Problem to work on:
Assemble all lines in which the string "relative" appears.

^^^^^^^^

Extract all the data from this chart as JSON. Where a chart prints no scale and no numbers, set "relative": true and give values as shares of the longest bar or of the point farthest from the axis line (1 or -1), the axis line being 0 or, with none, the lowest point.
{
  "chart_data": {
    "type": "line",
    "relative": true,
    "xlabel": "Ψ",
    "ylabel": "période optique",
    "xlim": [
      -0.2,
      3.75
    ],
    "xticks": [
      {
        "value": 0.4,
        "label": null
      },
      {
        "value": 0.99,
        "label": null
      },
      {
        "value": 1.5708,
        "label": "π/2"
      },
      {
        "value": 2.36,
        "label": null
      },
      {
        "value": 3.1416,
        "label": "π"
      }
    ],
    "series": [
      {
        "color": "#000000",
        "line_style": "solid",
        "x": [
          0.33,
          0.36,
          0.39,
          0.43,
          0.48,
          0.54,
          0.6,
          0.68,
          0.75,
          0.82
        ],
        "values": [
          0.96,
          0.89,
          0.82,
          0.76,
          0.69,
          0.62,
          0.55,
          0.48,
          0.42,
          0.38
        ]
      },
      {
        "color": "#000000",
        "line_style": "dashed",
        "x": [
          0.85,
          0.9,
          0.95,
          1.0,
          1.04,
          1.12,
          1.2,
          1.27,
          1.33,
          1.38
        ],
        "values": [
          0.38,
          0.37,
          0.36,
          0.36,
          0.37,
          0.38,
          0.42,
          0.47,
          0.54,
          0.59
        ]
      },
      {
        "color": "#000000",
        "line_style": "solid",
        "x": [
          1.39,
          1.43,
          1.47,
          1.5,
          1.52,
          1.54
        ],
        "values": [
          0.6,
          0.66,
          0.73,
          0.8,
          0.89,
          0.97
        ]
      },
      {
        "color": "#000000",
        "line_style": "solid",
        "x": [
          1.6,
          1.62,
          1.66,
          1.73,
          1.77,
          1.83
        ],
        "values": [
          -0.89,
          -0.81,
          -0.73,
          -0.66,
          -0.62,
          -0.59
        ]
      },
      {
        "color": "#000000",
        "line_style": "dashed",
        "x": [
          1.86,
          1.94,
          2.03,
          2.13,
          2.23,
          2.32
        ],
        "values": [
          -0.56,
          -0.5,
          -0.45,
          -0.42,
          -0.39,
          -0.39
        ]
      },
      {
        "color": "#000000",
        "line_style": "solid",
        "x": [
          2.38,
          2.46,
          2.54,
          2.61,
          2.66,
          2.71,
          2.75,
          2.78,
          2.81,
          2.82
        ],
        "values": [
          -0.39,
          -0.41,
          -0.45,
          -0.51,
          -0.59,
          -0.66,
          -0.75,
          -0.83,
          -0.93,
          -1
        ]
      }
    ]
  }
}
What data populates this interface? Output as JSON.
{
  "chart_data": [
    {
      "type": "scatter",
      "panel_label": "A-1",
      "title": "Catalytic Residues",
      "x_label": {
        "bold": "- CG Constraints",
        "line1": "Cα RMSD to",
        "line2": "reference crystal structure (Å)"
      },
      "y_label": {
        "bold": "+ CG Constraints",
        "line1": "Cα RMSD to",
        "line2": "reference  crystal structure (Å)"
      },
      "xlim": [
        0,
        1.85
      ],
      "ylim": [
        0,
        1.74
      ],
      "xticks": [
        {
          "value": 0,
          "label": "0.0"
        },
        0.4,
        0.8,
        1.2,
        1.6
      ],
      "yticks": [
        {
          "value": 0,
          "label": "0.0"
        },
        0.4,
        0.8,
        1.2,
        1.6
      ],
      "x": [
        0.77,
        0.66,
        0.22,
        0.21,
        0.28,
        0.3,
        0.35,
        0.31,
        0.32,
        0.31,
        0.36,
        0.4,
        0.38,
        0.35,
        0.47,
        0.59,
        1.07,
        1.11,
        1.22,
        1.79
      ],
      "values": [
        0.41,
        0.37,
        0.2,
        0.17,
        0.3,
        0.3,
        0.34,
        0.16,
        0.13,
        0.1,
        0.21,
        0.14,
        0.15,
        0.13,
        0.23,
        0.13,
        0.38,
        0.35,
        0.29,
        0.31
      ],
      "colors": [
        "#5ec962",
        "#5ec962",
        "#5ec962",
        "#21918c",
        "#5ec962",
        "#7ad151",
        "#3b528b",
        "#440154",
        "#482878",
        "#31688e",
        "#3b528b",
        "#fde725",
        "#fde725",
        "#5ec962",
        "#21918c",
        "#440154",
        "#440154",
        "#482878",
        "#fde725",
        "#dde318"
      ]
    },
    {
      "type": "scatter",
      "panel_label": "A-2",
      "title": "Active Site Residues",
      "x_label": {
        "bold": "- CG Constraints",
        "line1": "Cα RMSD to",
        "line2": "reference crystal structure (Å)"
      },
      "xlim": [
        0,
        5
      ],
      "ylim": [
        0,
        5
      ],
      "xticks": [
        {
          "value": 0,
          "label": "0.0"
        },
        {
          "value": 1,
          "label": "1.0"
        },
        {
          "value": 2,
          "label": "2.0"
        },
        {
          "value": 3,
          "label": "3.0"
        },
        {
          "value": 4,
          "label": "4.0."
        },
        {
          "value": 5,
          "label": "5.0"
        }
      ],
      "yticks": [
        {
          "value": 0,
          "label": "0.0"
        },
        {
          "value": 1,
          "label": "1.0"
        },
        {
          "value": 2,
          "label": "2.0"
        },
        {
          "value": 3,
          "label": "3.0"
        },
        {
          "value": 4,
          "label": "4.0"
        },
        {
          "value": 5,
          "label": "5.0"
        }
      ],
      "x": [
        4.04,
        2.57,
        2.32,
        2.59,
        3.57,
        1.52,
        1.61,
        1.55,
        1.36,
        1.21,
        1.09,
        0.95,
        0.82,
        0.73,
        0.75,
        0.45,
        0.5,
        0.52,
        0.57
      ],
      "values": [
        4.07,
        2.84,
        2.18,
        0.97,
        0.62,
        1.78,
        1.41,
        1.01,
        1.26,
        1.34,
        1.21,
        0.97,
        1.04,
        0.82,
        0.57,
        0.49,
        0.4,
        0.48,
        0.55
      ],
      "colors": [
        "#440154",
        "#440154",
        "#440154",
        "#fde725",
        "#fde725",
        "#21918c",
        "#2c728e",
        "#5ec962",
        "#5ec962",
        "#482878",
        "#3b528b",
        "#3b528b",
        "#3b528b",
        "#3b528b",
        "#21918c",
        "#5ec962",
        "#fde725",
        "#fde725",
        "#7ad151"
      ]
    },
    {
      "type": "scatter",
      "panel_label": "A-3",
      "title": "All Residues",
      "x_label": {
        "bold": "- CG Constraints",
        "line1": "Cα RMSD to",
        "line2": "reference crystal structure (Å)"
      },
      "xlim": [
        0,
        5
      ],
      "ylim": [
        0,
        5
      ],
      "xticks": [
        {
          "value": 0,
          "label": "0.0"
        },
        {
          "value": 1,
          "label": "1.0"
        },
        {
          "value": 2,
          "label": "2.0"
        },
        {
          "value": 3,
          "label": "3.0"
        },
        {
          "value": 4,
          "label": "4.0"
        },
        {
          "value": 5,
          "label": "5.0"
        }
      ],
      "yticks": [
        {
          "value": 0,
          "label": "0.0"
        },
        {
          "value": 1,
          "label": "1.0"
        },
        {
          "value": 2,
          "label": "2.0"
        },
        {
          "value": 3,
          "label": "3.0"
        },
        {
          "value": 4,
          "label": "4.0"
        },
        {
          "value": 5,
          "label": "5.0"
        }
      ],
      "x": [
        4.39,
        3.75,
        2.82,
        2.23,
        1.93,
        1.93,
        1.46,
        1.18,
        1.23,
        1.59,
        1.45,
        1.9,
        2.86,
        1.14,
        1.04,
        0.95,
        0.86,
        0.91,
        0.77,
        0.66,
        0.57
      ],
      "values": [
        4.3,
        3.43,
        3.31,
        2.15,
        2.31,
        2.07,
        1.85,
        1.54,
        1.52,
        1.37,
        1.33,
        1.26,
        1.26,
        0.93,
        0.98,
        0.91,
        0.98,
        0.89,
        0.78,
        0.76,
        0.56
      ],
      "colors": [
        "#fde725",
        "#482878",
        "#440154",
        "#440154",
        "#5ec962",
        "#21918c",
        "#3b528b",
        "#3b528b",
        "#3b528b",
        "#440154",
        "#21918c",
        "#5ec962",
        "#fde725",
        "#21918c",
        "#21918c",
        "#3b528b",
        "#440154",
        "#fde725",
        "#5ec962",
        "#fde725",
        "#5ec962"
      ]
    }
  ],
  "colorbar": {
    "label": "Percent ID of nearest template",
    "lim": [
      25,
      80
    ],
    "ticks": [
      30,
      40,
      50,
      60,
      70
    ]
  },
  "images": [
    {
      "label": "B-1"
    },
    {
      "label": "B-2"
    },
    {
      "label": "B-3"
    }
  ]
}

^^^^^^^^

Written reply:
Extract all the data from this chart as JSON. Where a chart prints no scale and no numbers, set "relative": true and give values as shares of the longest bar or of the point farthest from the axis line (1 or -1), the axis line being 0 or, with none, the lowest point.
    "relative": true,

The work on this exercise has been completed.